### Material to process
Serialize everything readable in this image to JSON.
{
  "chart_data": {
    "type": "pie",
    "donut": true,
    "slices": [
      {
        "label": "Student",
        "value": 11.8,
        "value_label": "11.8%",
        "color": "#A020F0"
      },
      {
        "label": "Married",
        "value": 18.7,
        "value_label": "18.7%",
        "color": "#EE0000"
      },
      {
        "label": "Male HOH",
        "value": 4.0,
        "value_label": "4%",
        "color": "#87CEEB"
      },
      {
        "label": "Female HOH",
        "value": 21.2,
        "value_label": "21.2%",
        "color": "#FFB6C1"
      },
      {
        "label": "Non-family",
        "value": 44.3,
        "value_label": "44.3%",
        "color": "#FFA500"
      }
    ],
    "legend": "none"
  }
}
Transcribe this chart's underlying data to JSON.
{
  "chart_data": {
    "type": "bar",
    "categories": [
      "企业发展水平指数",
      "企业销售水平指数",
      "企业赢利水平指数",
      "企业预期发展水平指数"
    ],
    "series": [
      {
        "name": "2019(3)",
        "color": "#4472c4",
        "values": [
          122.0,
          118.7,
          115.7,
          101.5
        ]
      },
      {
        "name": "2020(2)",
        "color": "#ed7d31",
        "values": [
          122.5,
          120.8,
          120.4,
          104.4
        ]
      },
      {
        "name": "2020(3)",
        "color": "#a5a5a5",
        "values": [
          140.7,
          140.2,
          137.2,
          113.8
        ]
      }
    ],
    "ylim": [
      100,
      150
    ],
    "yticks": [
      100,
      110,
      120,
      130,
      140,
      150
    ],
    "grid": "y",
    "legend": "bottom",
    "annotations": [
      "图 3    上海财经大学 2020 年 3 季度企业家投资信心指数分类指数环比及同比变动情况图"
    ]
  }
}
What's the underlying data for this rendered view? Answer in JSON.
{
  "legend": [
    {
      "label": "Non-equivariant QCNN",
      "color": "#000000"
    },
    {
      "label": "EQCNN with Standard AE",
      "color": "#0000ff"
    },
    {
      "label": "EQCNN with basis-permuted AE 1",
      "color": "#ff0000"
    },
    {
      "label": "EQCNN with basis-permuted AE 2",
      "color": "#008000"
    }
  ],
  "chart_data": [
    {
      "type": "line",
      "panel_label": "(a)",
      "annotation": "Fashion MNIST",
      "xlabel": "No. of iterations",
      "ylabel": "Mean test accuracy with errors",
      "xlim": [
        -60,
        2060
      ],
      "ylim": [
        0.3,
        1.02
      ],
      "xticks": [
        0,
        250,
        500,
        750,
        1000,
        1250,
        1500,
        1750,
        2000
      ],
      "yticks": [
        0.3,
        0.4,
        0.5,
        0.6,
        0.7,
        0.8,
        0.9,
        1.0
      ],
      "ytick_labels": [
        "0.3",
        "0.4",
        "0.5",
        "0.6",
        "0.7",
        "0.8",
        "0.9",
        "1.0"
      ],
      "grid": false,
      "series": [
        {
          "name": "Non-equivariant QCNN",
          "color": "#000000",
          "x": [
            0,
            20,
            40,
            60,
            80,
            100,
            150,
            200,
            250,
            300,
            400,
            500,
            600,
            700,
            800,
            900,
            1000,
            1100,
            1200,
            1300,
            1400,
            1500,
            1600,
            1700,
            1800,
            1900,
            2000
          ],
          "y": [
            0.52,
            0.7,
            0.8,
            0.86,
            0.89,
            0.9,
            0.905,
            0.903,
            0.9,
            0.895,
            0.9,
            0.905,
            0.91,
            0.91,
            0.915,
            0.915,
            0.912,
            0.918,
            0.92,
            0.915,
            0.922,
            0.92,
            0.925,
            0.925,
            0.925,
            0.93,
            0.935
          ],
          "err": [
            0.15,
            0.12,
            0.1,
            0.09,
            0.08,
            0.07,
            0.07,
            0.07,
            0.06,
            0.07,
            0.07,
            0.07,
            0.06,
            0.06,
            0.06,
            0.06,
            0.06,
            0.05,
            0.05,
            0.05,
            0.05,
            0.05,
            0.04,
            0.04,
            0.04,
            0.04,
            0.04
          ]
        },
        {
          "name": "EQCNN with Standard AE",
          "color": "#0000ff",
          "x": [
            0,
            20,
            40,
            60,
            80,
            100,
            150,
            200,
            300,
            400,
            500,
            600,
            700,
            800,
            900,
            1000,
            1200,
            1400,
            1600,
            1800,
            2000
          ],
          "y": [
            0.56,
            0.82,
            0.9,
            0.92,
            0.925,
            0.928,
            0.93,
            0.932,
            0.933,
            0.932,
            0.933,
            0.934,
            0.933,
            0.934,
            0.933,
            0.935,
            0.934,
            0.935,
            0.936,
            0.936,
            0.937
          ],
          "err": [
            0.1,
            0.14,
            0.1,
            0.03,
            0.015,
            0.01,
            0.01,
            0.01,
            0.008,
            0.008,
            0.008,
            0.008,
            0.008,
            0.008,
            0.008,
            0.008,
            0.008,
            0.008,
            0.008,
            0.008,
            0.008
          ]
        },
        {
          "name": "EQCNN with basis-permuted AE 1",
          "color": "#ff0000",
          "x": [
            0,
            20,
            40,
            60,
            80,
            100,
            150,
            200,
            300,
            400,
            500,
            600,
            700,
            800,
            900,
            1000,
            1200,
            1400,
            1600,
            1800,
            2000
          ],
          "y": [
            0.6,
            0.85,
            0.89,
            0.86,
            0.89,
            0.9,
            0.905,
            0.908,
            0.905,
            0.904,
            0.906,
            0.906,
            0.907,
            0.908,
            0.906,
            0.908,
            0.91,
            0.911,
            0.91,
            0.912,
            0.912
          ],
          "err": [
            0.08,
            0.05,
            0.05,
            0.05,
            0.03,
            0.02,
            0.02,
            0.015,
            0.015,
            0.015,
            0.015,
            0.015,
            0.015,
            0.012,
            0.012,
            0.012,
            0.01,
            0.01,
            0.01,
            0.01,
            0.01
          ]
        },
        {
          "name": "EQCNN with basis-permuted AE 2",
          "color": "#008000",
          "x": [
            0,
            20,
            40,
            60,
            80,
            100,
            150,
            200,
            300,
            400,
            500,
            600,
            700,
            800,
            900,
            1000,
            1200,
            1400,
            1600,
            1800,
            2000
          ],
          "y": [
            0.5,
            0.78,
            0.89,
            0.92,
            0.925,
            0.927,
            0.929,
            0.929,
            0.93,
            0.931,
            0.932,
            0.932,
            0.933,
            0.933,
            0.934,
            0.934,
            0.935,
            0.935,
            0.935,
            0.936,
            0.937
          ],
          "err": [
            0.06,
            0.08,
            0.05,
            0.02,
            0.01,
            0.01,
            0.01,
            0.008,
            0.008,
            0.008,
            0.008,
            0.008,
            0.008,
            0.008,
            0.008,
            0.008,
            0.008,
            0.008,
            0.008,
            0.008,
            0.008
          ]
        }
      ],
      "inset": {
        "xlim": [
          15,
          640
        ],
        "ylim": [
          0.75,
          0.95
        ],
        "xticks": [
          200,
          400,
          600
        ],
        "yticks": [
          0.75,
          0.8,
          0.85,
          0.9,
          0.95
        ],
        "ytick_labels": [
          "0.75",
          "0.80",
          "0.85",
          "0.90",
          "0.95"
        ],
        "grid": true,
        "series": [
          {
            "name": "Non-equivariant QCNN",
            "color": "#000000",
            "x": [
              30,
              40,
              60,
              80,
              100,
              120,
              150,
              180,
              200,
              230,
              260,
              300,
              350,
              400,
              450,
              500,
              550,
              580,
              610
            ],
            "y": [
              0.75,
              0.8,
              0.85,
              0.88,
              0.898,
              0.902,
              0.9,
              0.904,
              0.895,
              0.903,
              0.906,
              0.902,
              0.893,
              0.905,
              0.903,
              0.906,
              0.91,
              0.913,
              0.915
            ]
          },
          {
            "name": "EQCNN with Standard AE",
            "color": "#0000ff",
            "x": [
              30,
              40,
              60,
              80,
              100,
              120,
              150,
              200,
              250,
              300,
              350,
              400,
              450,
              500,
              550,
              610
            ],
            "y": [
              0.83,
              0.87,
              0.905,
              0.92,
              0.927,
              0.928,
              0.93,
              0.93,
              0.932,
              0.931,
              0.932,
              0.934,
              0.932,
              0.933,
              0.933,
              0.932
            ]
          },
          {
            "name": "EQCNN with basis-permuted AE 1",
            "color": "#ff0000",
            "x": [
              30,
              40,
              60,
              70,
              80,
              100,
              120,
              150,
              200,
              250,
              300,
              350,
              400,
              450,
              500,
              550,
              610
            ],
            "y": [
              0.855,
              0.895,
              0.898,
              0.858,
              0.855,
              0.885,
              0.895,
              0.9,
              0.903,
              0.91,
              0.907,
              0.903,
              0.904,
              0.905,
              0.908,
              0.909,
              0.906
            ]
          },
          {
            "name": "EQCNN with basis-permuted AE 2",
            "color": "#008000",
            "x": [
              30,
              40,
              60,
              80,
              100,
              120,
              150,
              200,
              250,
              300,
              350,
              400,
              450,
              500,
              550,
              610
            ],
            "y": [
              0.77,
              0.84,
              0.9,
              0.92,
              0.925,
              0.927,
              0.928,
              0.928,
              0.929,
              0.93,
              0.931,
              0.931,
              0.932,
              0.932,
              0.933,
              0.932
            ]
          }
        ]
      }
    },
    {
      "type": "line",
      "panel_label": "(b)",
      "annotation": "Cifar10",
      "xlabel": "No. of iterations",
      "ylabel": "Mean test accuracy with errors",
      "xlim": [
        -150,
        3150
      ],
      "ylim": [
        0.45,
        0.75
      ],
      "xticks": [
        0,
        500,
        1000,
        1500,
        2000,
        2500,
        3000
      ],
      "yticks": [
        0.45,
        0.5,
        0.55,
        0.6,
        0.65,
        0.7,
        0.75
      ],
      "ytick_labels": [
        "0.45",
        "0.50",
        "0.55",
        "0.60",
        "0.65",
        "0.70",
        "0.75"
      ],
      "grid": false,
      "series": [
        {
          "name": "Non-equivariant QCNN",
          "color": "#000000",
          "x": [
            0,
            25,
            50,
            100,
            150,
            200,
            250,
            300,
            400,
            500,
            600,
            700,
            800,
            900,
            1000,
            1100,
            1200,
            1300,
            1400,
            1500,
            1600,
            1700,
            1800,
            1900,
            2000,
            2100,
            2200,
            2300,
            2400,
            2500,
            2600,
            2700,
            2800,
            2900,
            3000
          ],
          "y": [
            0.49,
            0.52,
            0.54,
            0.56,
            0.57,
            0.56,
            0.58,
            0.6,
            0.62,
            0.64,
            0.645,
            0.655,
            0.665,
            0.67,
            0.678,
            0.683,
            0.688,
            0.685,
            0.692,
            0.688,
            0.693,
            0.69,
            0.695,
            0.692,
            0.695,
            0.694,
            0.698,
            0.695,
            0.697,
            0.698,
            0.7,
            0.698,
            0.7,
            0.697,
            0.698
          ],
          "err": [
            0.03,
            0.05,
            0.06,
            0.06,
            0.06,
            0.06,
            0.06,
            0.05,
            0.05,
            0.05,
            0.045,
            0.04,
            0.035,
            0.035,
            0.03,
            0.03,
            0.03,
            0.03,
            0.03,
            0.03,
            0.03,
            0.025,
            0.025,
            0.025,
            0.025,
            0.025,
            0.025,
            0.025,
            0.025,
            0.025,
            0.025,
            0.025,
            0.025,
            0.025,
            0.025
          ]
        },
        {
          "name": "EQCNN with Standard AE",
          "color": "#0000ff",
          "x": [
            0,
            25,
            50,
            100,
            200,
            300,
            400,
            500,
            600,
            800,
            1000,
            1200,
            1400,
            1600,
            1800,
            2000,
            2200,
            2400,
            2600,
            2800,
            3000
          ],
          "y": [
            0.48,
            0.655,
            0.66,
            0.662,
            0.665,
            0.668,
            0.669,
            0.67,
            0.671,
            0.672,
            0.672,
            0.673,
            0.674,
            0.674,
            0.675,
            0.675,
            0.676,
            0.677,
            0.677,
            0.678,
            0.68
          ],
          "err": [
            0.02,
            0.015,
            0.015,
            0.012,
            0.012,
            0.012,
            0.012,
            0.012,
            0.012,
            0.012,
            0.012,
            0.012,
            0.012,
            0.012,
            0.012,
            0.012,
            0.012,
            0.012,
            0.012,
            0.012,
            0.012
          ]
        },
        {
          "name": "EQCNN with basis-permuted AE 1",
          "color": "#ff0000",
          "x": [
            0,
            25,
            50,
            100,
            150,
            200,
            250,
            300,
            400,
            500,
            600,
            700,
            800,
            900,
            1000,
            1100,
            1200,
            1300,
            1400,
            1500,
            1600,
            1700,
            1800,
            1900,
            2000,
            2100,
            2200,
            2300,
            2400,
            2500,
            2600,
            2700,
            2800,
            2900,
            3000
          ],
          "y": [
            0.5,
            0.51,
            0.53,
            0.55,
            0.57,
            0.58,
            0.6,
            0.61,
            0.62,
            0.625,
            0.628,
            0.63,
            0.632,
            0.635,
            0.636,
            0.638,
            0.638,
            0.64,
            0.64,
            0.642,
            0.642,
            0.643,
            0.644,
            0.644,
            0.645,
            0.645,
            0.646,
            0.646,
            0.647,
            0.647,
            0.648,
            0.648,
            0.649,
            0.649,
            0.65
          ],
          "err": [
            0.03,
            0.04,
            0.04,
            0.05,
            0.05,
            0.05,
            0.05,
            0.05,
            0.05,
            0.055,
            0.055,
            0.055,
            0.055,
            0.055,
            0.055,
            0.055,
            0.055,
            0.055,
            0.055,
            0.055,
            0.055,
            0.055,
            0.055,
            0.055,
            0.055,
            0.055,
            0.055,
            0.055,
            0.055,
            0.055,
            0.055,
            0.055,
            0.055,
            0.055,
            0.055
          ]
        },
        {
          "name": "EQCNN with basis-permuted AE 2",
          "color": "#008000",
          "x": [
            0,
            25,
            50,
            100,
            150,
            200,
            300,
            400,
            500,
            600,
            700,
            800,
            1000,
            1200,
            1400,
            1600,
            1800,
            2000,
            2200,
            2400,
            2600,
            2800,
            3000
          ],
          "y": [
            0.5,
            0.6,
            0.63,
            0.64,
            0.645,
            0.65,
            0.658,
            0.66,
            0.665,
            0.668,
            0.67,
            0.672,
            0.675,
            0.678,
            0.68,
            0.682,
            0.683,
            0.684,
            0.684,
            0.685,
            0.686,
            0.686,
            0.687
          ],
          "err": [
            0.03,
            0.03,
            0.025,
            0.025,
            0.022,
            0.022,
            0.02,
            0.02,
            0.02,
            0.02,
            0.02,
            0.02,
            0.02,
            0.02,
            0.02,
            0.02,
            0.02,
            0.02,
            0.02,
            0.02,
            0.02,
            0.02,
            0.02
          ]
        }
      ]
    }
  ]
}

### Work to complete
Copy all lines from the material that include "type".

### Solution to the problem
    "type": "pie",
    "type": "bar",
      "type": "line",
      "type": "line",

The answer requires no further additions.